— start —
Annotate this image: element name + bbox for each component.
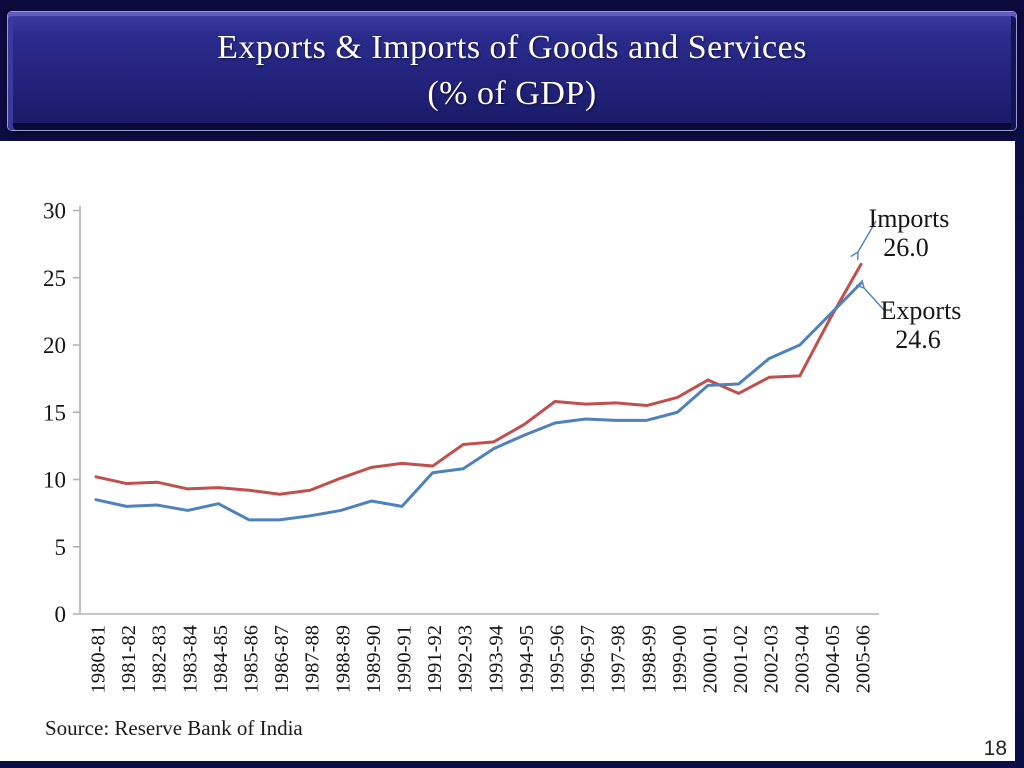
exports-line bbox=[94, 281, 863, 522]
x-tick-label: 1984-85 bbox=[210, 625, 232, 693]
x-tick-label: 1985-86 bbox=[241, 625, 263, 693]
imports-annotation-label: Imports bbox=[869, 204, 950, 233]
x-tick-label: 1983-84 bbox=[179, 625, 201, 693]
y-tick-label: 5 bbox=[55, 535, 67, 560]
y-tick-label: 30 bbox=[43, 199, 66, 224]
x-tick-label: 1998-99 bbox=[638, 625, 660, 693]
x-tick-label: 1997-98 bbox=[608, 625, 630, 693]
x-tick-label: 1981-82 bbox=[118, 625, 140, 693]
imports-line bbox=[94, 262, 863, 496]
x-tick-label: 1996-97 bbox=[577, 625, 599, 693]
x-tick-label: 1999-00 bbox=[669, 625, 691, 693]
x-tick-label: 1982-83 bbox=[149, 625, 171, 693]
x-tick-label: 1989-90 bbox=[363, 625, 385, 693]
x-tick-label: 1992-93 bbox=[455, 625, 477, 693]
x-tick-label: 2005-06 bbox=[853, 625, 875, 693]
x-tick-label: 2002-03 bbox=[761, 625, 783, 693]
x-tick-label: 1991-92 bbox=[424, 625, 446, 693]
y-tick-label: 25 bbox=[43, 266, 66, 291]
x-tick-label: 2004-05 bbox=[822, 625, 844, 693]
x-tick-label: 1987-88 bbox=[302, 625, 324, 693]
x-tick-label: 1988-89 bbox=[332, 625, 354, 693]
y-tick-label: 20 bbox=[43, 333, 66, 358]
x-tick-label: 2003-04 bbox=[791, 625, 813, 693]
x-tick-label: 1990-91 bbox=[394, 625, 416, 693]
x-tick-label: 2000-01 bbox=[700, 625, 722, 693]
x-tick-label: 1980-81 bbox=[88, 625, 110, 693]
x-tick-label: 1993-94 bbox=[485, 625, 507, 693]
imports-annotation-value: 26.0 bbox=[883, 233, 929, 262]
chart-panel bbox=[0, 141, 1015, 761]
page-number: 18 bbox=[983, 737, 1007, 760]
y-tick-label: 10 bbox=[43, 468, 66, 493]
x-tick-label: 1995-96 bbox=[547, 625, 569, 693]
slide-title-line1: Exports & Imports of Goods and Services bbox=[217, 29, 807, 66]
x-tick-label: 1994-95 bbox=[516, 625, 538, 693]
exports-annotation-label: Exports bbox=[881, 296, 962, 325]
source-note: Source: Reserve Bank of India bbox=[45, 716, 303, 740]
y-tick-label: 0 bbox=[55, 602, 67, 627]
exports-annotation-value: 24.6 bbox=[895, 325, 941, 354]
x-tick-label: 1986-87 bbox=[271, 625, 293, 693]
y-tick-label: 15 bbox=[43, 400, 66, 425]
slide-title-bar: Exports & Imports of Goods and Services … bbox=[8, 12, 1016, 130]
slide-title-line2: (% of GDP) bbox=[427, 75, 597, 112]
exports-annotation-arrow-icon bbox=[864, 288, 885, 311]
x-tick-label: 2001-02 bbox=[730, 625, 752, 693]
imports-annotation-arrow-icon bbox=[858, 220, 877, 252]
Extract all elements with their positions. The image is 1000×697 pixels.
— end —
◆ **Exercise instructions**: Render every line of the listing above as a Markdown table with the columns "Row" and "Text", numbering the rows and skipping blank lines. Omit the pictures from the table.

◆ **Finished answer**:
| Row | Text |
|---|---|
| 1 | Annotate this image: element name + bbox for each component. |
| 2 | exports-line bbox=[94, 281, 863, 522] |
| 3 | x-tick-label: 1984-85 bbox=[210, 625, 232, 693] |
| 4 | x-tick-label: 1985-86 bbox=[241, 625, 263, 693] |
| 5 | imports-annotation-label: Imports bbox=[869, 204, 950, 233] |
| 6 | x-tick-label: 1983-84 bbox=[179, 625, 201, 693] |
| 7 | y-tick-label: 5 bbox=[55, 535, 67, 560] |
| 8 | y-tick-label: 30 bbox=[43, 199, 66, 224] |
| 9 | x-tick-label: 1998-99 bbox=[638, 625, 660, 693] |
| 10 | x-tick-label: 1997-98 bbox=[608, 625, 630, 693] |
| 11 | x-tick-label: 1981-82 bbox=[118, 625, 140, 693] |
| 12 | imports-line bbox=[94, 262, 863, 496] |
| 13 | x-tick-label: 1996-97 bbox=[577, 625, 599, 693] |
| 14 | x-tick-label: 1999-00 bbox=[669, 625, 691, 693] |
| 15 | x-tick-label: 1982-83 bbox=[149, 625, 171, 693] |
| 16 | x-tick-label: 1989-90 bbox=[363, 625, 385, 693] |
| 17 | x-tick-label: 1992-93 bbox=[455, 625, 477, 693] |
| 18 | x-tick-label: 2005-06 bbox=[853, 625, 875, 693] |
| 19 | x-tick-label: 2002-03 bbox=[761, 625, 783, 693] |
| 20 | x-tick-label: 1991-92 bbox=[424, 625, 446, 693] |
| 21 | y-tick-label: 25 bbox=[43, 266, 66, 291] |
| 22 | x-tick-label: 2004-05 bbox=[822, 625, 844, 693] |
| 23 | x-tick-label: 1987-88 bbox=[302, 625, 324, 693] |
| 24 | x-tick-label: 1988-89 bbox=[332, 625, 354, 693] |
| 25 | y-tick-label: 20 bbox=[43, 333, 66, 358] |
| 26 | x-tick-label: 2003-04 bbox=[791, 625, 813, 693] |
| 27 | x-tick-label: 1990-91 bbox=[394, 625, 416, 693] |
| 28 | x-tick-label: 2000-01 bbox=[700, 625, 722, 693] |
| 29 | x-tick-label: 1980-81 bbox=[88, 625, 110, 693] |
| 30 | x-tick-label: 1993-94 bbox=[485, 625, 507, 693] |
| 31 | imports-annotation-value: 26.0 bbox=[883, 233, 929, 262] |
| 32 | chart-panel bbox=[0, 141, 1015, 761] |
| 33 | page-number: 18 bbox=[983, 737, 1007, 760] |
| 34 | y-tick-label: 10 bbox=[43, 468, 66, 493] |
| 35 | x-tick-label: 1995-96 bbox=[547, 625, 569, 693] |
| 36 | slide-title-line1: Exports & Imports of Goods and Services bbox=[217, 29, 807, 66] |
| 37 | x-tick-label: 1994-95 bbox=[516, 625, 538, 693] |
| 38 | exports-annotation-label: Exports bbox=[881, 296, 962, 325] |
| 39 | source-note: Source: Reserve Bank of India bbox=[45, 716, 303, 740] |
| 40 | y-tick-label: 0 bbox=[55, 602, 67, 627] |
| 41 | exports-annotation-value: 24.6 bbox=[895, 325, 941, 354] |
| 42 | x-tick-label: 1986-87 bbox=[271, 625, 293, 693] |
| 43 | y-tick-label: 15 bbox=[43, 400, 66, 425] |
| 44 | slide-title-bar: Exports & Imports of Goods and Services … bbox=[8, 12, 1016, 130] |
| 45 | slide-title-line2: (% of GDP) bbox=[427, 75, 597, 112] |
| 46 | exports-annotation-arrow-icon bbox=[864, 288, 885, 311] |
| 47 | x-tick-label: 2001-02 bbox=[730, 625, 752, 693] |
| 48 | imports-annotation-arrow-icon bbox=[858, 220, 877, 252] |
| 49 | Extract all elements with their positions. The image is 1000×697 pixels. |